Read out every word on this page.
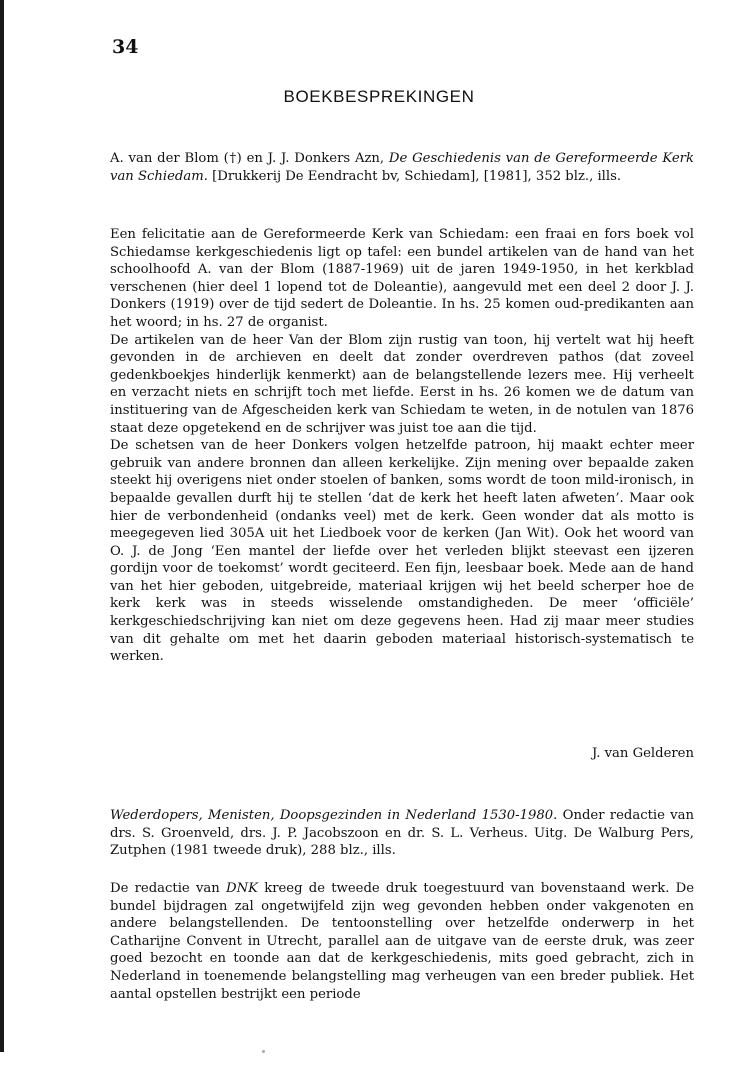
34
BOEKBESPREKINGEN

A. van der Blom (†) en J. J. Donkers Azn, De Geschiedenis van de Gereformeerde Kerk van Schiedam. [Drukkerij De Eendracht bv, Schiedam], [1981], 352 blz., ills.

Een felicitatie aan de Gereformeerde Kerk van Schiedam: een fraai en fors boek vol Schiedamse kerkgeschiedenis ligt op tafel: een bundel artikelen van de hand van het schoolhoofd A. van der Blom (1887-1969) uit de jaren 1949-1950, in het kerkblad verschenen (hier deel 1 lopend tot de Doleantie), aangevuld met een deel 2 door J. J. Donkers (1919) over de tijd sedert de Doleantie. In hs. 25 komen oud-predikanten aan het woord; in hs. 27 de organist.

De artikelen van de heer Van der Blom zijn rustig van toon, hij vertelt wat hij heeft gevonden in de archieven en deelt dat zonder overdreven pathos (dat zoveel gedenkboekjes hinderlijk kenmerkt) aan de belangstellende lezers mee. Hij verheelt en verzacht niets en schrijft toch met liefde. Eerst in hs. 26 komen we de datum van instituering van de Afgescheiden kerk van Schiedam te weten, in de notulen van 1876 staat deze opgetekend en de schrijver was juist toe aan die tijd.

De schetsen van de heer Donkers volgen hetzelfde patroon, hij maakt echter meer gebruik van andere bronnen dan alleen kerkelijke. Zijn mening over bepaalde zaken steekt hij overigens niet onder stoelen of banken, soms wordt de toon mild-ironisch, in bepaalde gevallen durft hij te stellen ‘dat de kerk het heeft laten afweten’. Maar ook hier de verbondenheid (ondanks veel) met de kerk. Geen wonder dat als motto is meegegeven lied 305A uit het Liedboek voor de kerken (Jan Wit). Ook het woord van O. J. de Jong ‘Een mantel der liefde over het verleden blijkt steevast een ijzeren gordijn voor de toekomst’ wordt geciteerd. Een fijn, leesbaar boek. Mede aan de hand van het hier geboden, uitgebreide, materiaal krijgen wij het beeld scherper hoe de kerk kerk was in steeds wisselende omstandigheden. De meer ‘officiële’ kerkgeschiedschrijving kan niet om deze gegevens heen. Had zij maar meer studies van dit gehalte om met het daarin geboden materiaal historisch-systematisch te werken.

J. van Gelderen

Wederdopers, Menisten, Doopsgezinden in Nederland 1530-1980. Onder redactie van drs. S. Groenveld, drs. J. P. Jacobszoon en dr. S. L. Verheus. Uitg. De Walburg Pers, Zutphen (1981 tweede druk), 288 blz., ills.

De redactie van DNK kreeg de tweede druk toegestuurd van bovenstaand werk. De bundel bijdragen zal ongetwijfeld zijn weg gevonden hebben onder vakgenoten en andere belangstellenden. De tentoonstelling over hetzelfde onderwerp in het Catharijne Convent in Utrecht, parallel aan de uitgave van de eerste druk, was zeer goed bezocht en toonde aan dat de kerkgeschiedenis, mits goed gebracht, zich in Nederland in toenemende belangstelling mag verheugen van een breder publiek. Het aantal opstellen bestrijkt een periode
◆ ◆ ◆ ◆ ◆ ◆ ◆
Directions for this task:
Identify lines with the string "Blom". Copy each one.

Exercise result:
A. van der Blom (†) en J. J. Donkers Azn, De Geschiedenis van de Gereformeerde Kerk van Schiedam. [Drukkerij De Eendracht bv, Schiedam], [1981], 352 blz., ills.
Een felicitatie aan de Gereformeerde Kerk van Schiedam: een fraai en fors boek vol Schiedamse kerkgeschiedenis ligt op tafel: een bundel artikelen van de hand van het schoolhoofd A. van der Blom (1887-1969) uit de jaren 1949-1950, in het kerkblad verschenen (hier deel 1 lopend tot de Doleantie), aangevuld met een deel 2 door J. J. Donkers (1919) over de tijd sedert de Doleantie. In hs. 25 komen oud-predikanten aan het woord; in hs. 27 de organist.
De artikelen van de heer Van der Blom zijn rustig van toon, hij vertelt wat hij heeft gevonden in de archieven en deelt dat zonder overdreven pathos (dat zoveel gedenkboekjes hinderlijk kenmerkt) aan de belangstellende lezers mee. Hij verheelt en verzacht niets en schrijft toch met liefde. Eerst in hs. 26 komen we de datum van instituering van de Afgescheiden kerk van Schiedam te weten, in de notulen van 1876 staat deze opgetekend en de schrijver was juist toe aan die tijd.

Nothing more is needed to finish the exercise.